* START EXERCISE MATERIAL *

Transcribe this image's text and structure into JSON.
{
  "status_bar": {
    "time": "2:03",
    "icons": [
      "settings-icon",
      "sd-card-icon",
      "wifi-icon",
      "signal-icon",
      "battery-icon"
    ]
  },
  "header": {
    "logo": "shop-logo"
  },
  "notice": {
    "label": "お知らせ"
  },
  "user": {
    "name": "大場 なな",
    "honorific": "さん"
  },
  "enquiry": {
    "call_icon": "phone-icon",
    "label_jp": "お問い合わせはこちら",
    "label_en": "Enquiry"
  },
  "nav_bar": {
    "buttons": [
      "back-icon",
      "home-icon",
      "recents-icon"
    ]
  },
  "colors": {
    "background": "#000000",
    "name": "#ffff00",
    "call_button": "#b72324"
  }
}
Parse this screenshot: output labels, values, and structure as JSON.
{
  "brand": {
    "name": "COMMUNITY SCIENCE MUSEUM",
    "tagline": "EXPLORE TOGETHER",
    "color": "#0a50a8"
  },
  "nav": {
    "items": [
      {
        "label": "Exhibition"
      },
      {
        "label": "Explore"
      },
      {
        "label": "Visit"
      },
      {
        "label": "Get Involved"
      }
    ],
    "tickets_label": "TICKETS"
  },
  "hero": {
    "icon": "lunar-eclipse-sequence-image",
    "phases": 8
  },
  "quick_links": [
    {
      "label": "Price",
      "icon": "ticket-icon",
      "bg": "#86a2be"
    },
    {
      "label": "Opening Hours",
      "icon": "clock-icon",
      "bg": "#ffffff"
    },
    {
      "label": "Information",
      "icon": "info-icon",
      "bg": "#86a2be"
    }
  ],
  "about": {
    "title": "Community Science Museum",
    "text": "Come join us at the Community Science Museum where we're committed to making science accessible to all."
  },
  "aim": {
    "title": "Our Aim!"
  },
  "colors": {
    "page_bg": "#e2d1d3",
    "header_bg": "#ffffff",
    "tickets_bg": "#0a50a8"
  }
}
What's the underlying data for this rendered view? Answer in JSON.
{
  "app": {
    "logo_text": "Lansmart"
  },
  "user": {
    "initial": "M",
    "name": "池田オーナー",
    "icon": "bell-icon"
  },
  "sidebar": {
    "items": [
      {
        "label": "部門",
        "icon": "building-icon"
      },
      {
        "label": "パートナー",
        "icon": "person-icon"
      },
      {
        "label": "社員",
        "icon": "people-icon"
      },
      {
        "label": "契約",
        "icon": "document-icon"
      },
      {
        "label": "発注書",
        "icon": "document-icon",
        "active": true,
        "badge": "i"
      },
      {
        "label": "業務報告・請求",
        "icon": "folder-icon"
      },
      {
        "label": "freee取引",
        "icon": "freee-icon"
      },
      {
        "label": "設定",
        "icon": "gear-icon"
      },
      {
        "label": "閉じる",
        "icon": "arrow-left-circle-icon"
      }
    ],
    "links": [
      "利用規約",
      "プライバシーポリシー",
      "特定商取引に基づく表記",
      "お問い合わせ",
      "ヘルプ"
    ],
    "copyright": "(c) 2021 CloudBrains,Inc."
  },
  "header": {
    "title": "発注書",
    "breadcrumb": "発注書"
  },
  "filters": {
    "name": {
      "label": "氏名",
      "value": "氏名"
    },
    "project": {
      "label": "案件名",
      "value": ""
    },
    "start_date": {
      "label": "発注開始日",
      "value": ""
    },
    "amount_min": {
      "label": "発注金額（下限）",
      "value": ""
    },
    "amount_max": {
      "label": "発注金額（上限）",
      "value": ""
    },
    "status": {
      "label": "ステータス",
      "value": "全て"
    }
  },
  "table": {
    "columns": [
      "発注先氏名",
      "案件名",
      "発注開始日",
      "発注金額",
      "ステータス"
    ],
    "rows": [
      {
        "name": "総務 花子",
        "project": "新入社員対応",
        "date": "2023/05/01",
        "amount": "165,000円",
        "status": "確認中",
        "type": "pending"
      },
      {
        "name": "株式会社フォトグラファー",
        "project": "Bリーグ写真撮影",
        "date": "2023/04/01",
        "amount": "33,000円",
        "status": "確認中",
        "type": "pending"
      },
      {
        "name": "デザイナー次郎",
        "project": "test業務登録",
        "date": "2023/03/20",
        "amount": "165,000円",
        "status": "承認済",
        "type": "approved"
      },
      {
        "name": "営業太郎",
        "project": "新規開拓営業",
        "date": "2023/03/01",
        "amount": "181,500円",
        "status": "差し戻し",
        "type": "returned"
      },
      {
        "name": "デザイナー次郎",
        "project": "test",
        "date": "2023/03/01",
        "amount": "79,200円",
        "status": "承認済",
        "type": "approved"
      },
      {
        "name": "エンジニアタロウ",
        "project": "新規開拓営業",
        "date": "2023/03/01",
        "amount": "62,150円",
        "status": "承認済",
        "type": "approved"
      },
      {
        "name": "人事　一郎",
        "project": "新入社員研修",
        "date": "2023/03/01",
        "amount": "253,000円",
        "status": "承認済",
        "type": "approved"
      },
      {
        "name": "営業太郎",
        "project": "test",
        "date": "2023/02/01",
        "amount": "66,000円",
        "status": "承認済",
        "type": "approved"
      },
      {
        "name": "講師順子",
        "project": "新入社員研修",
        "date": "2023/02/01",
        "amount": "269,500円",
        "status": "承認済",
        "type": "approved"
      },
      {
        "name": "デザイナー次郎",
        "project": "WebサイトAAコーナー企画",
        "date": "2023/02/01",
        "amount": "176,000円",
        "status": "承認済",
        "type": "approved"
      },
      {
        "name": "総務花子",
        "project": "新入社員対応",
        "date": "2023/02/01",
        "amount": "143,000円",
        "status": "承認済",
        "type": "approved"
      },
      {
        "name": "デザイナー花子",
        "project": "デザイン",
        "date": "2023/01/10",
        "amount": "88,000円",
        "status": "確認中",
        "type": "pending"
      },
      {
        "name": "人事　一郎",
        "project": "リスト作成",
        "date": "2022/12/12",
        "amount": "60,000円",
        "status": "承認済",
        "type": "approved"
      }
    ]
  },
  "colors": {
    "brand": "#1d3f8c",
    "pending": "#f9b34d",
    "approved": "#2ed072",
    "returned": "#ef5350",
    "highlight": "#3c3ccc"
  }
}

* END EXERCISE MATERIAL *

- [PROBLEM]
Quote each line of the data above exactly as written.

- [ANSWER FOR THIS EXERCISE]
Transcribe this image's text and structure into JSON.
{
  "status_bar": {
    "time": "2:03",
    "icons": [
      "settings-icon",
      "sd-card-icon",
      "wifi-icon",
      "signal-icon",
      "battery-icon"
    ]
  },
  "header": {
    "logo": "shop-logo"
  },
  "notice": {
    "label": "お知らせ"
  },
  "user": {
    "name": "大場 なな",
    "honorific": "さん"
  },
  "enquiry": {
    "call_icon": "phone-icon",
    "label_jp": "お問い合わせはこちら",
    "label_en": "Enquiry"
  },
  "nav_bar": {
    "buttons": [
      "back-icon",
      "home-icon",
      "recents-icon"
    ]
  },
  "colors": {
    "background": "#000000",
    "name": "#ffff00",
    "call_button": "#b72324"
  }
}
Parse this screenshot: output labels, values, and structure as JSON.
{
  "brand": {
    "name": "COMMUNITY SCIENCE MUSEUM",
    "tagline": "EXPLORE TOGETHER",
    "color": "#0a50a8"
  },
  "nav": {
    "items": [
      {
        "label": "Exhibition"
      },
      {
        "label": "Explore"
      },
      {
        "label": "Visit"
      },
      {
        "label": "Get Involved"
      }
    ],
    "tickets_label": "TICKETS"
  },
  "hero": {
    "icon": "lunar-eclipse-sequence-image",
    "phases": 8
  },
  "quick_links": [
    {
      "label": "Price",
      "icon": "ticket-icon",
      "bg": "#86a2be"
    },
    {
      "label": "Opening Hours",
      "icon": "clock-icon",
      "bg": "#ffffff"
    },
    {
      "label": "Information",
      "icon": "info-icon",
      "bg": "#86a2be"
    }
  ],
  "about": {
    "title": "Community Science Museum",
    "text": "Come join us at the Community Science Museum where we're committed to making science accessible to all."
  },
  "aim": {
    "title": "Our Aim!"
  },
  "colors": {
    "page_bg": "#e2d1d3",
    "header_bg": "#ffffff",
    "tickets_bg": "#0a50a8"
  }
}
What's the underlying data for this rendered view? Answer in JSON.
{
  "app": {
    "logo_text": "Lansmart"
  },
  "user": {
    "initial": "M",
    "name": "池田オーナー",
    "icon": "bell-icon"
  },
  "sidebar": {
    "items": [
      {
        "label": "部門",
        "icon": "building-icon"
      },
      {
        "label": "パートナー",
        "icon": "person-icon"
      },
      {
        "label": "社員",
        "icon": "people-icon"
      },
      {
        "label": "契約",
        "icon": "document-icon"
      },
      {
        "label": "発注書",
        "icon": "document-icon",
        "active": true,
        "badge": "i"
      },
      {
        "label": "業務報告・請求",
        "icon": "folder-icon"
      },
      {
        "label": "freee取引",
        "icon": "freee-icon"
      },
      {
        "label": "設定",
        "icon": "gear-icon"
      },
      {
        "label": "閉じる",
        "icon": "arrow-left-circle-icon"
      }
    ],
    "links": [
      "利用規約",
      "プライバシーポリシー",
      "特定商取引に基づく表記",
      "お問い合わせ",
      "ヘルプ"
    ],
    "copyright": "(c) 2021 CloudBrains,Inc."
  },
  "header": {
    "title": "発注書",
    "breadcrumb": "発注書"
  },
  "filters": {
    "name": {
      "label": "氏名",
      "value": "氏名"
    },
    "project": {
      "label": "案件名",
      "value": ""
    },
    "start_date": {
      "label": "発注開始日",
      "value": ""
    },
    "amount_min": {
      "label": "発注金額（下限）",
      "value": ""
    },
    "amount_max": {
      "label": "発注金額（上限）",
      "value": ""
    },
    "status": {
      "label": "ステータス",
      "value": "全て"
    }
  },
  "table": {
    "columns": [
      "発注先氏名",
      "案件名",
      "発注開始日",
      "発注金額",
      "ステータス"
    ],
    "rows": [
      {
        "name": "総務 花子",
        "project": "新入社員対応",
        "date": "2023/05/01",
        "amount": "165,000円",
        "status": "確認中",
        "type": "pending"
      },
      {
        "name": "株式会社フォトグラファー",
        "project": "Bリーグ写真撮影",
        "date": "2023/04/01",
        "amount": "33,000円",
        "status": "確認中",
        "type": "pending"
      },
      {
        "name": "デザイナー次郎",
        "project": "test業務登録",
        "date": "2023/03/20",
        "amount": "165,000円",
        "status": "承認済",
        "type": "approved"
      },
      {
        "name": "営業太郎",
        "project": "新規開拓営業",
        "date": "2023/03/01",
        "amount": "181,500円",
        "status": "差し戻し",
        "type": "returned"
      },
      {
        "name": "デザイナー次郎",
        "project": "test",
        "date": "2023/03/01",
        "amount": "79,200円",
        "status": "承認済",
        "type": "approved"
      },
      {
        "name": "エンジニアタロウ",
        "project": "新規開拓営業",
        "date": "2023/03/01",
        "amount": "62,150円",
        "status": "承認済",
        "type": "approved"
      },
      {
        "name": "人事　一郎",
        "project": "新入社員研修",
        "date": "2023/03/01",
        "amount": "253,000円",
        "status": "承認済",
        "type": "approved"
      },
      {
        "name": "営業太郎",
        "project": "test",
        "date": "2023/02/01",
        "amount": "66,000円",
        "status": "承認済",
        "type": "approved"
      },
      {
        "name": "講師順子",
        "project": "新入社員研修",
        "date": "2023/02/01",
        "amount": "269,500円",
        "status": "承認済",
        "type": "approved"
      },
      {
        "name": "デザイナー次郎",
        "project": "WebサイトAAコーナー企画",
        "date": "2023/02/01",
        "amount": "176,000円",
        "status": "承認済",
        "type": "approved"
      },
      {
        "name": "総務花子",
        "project": "新入社員対応",
        "date": "2023/02/01",
        "amount": "143,000円",
        "status": "承認済",
        "type": "approved"
      },
      {
        "name": "デザイナー花子",
        "project": "デザイン",
        "date": "2023/01/10",
        "amount": "88,000円",
        "status": "確認中",
        "type": "pending"
      },
      {
        "name": "人事　一郎",
        "project": "リスト作成",
        "date": "2022/12/12",
        "amount": "60,000円",
        "status": "承認済",
        "type": "approved"
      }
    ]
  },
  "colors": {
    "brand": "#1d3f8c",
    "pending": "#f9b34d",
    "approved": "#2ed072",
    "returned": "#ef5350",
    "highlight": "#3c3ccc"
  }
}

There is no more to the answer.